** Dataset items **
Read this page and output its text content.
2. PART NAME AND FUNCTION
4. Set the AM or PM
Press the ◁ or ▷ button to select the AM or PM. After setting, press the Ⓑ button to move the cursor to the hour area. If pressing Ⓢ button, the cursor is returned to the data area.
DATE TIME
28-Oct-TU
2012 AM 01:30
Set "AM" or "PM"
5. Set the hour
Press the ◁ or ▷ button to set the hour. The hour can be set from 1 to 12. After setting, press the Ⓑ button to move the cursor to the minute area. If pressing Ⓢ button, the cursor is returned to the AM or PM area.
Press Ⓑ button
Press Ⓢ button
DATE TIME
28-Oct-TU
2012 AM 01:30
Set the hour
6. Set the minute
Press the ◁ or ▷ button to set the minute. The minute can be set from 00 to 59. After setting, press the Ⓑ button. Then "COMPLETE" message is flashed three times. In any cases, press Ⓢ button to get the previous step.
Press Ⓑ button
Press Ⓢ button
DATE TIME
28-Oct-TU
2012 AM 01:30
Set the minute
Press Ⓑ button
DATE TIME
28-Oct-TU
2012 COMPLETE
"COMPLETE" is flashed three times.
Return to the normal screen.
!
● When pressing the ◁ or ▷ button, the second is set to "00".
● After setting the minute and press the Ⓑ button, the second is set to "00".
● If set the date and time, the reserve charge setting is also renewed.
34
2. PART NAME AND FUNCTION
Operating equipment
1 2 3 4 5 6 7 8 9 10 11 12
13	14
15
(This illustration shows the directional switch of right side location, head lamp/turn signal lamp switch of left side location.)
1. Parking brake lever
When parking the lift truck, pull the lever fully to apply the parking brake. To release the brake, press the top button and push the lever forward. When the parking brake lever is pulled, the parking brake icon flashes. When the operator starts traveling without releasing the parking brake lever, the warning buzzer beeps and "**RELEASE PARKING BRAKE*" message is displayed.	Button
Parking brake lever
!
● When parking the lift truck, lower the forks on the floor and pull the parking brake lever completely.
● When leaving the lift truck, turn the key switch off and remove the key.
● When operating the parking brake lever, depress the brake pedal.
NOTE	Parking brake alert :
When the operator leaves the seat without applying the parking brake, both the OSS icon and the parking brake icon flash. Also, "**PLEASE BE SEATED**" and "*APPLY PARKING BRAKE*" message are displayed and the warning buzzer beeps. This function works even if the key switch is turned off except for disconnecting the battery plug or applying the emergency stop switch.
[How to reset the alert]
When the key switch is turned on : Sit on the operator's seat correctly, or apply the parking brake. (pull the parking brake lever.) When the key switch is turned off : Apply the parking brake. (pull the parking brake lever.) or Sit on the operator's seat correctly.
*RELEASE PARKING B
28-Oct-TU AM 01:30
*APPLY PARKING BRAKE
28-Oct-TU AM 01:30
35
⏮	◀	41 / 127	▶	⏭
* * *
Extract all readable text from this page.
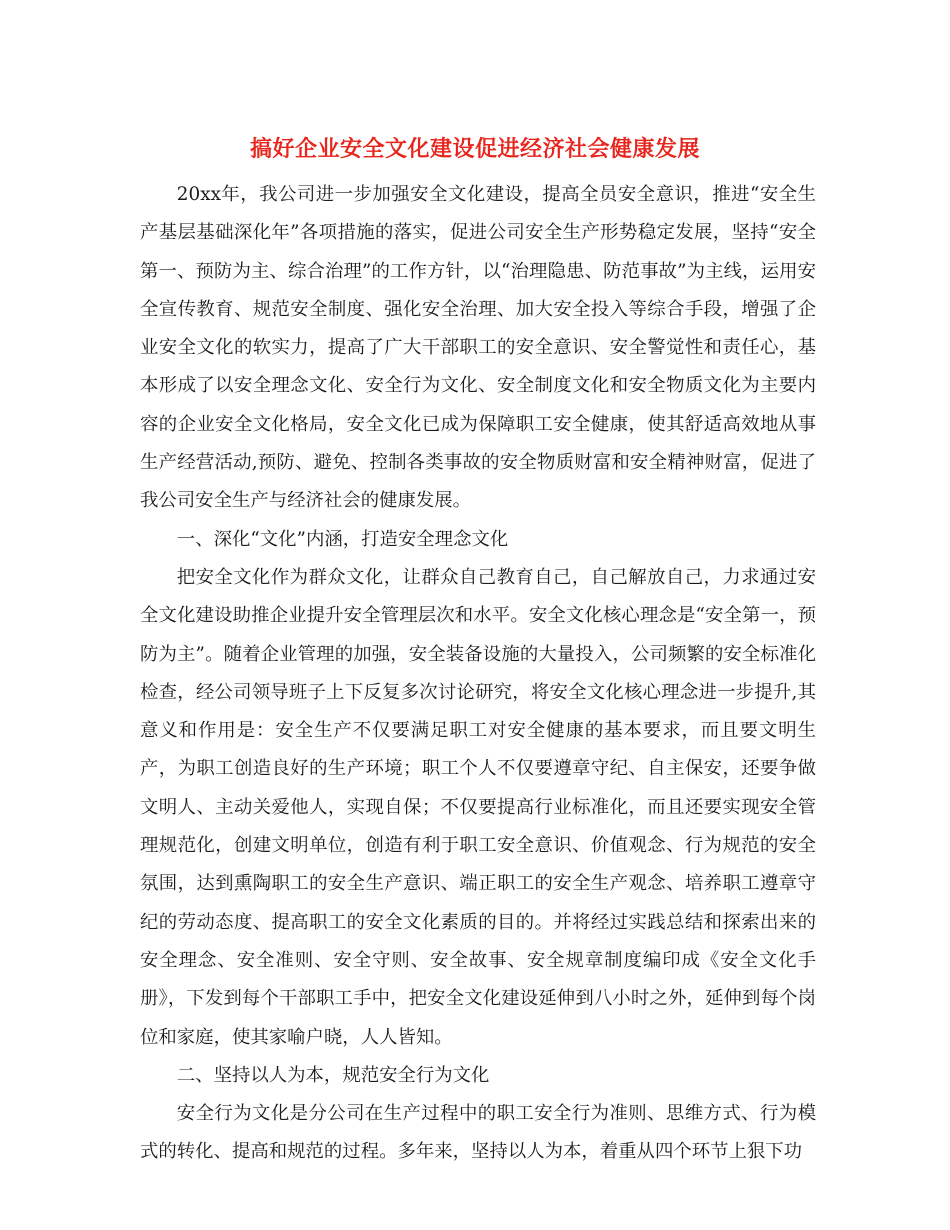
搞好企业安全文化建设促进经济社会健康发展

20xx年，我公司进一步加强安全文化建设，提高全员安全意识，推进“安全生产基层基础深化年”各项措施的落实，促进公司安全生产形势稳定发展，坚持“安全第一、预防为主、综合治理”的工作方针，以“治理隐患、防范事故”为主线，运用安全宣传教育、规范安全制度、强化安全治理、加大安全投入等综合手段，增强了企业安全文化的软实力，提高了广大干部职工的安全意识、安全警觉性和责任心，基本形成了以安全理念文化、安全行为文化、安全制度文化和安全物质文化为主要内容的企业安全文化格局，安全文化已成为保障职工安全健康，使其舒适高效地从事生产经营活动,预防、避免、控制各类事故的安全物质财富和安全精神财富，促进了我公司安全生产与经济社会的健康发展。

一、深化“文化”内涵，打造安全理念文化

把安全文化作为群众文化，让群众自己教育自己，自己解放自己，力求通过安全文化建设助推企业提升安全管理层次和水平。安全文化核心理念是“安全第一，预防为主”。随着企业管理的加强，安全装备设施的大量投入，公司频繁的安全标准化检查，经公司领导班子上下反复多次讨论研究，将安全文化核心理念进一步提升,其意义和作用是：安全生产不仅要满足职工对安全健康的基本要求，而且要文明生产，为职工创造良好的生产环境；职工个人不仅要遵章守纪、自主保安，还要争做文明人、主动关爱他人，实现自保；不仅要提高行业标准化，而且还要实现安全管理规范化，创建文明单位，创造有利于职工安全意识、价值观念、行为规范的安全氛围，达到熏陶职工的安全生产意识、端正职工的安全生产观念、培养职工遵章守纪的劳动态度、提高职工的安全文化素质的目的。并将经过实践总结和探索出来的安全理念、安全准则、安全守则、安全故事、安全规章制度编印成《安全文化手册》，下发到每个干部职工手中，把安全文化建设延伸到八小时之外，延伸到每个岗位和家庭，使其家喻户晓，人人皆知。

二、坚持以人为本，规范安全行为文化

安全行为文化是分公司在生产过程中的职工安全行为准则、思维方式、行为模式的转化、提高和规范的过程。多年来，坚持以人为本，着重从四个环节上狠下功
* * *
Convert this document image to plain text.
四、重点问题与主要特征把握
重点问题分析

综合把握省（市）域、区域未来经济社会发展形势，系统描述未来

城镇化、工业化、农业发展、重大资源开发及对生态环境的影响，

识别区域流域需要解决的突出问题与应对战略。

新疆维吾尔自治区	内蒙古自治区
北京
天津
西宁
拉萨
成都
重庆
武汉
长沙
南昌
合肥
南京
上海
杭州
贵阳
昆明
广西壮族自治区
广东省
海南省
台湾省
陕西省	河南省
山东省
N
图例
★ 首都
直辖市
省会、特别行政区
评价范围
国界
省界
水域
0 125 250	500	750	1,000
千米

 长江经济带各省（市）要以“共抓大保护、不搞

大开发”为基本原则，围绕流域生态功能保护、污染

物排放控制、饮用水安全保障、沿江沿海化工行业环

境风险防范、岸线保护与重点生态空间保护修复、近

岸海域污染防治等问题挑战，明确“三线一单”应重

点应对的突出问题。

** Exercise aim **
Copy out every line from the material above in which the word "RELEASE" appears.

** The answer **
When parking the lift truck, pull the lever fully to apply the parking brake. To release the brake, press the top button and push the lever forward. When the parking brake lever is pulled, the parking brake icon flashes. When the operator starts traveling without releasing the parking brake lever, the warning buzzer beeps and "**RELEASE PARKING BRAKE*" message is displayed.	Button
*RELEASE PARKING B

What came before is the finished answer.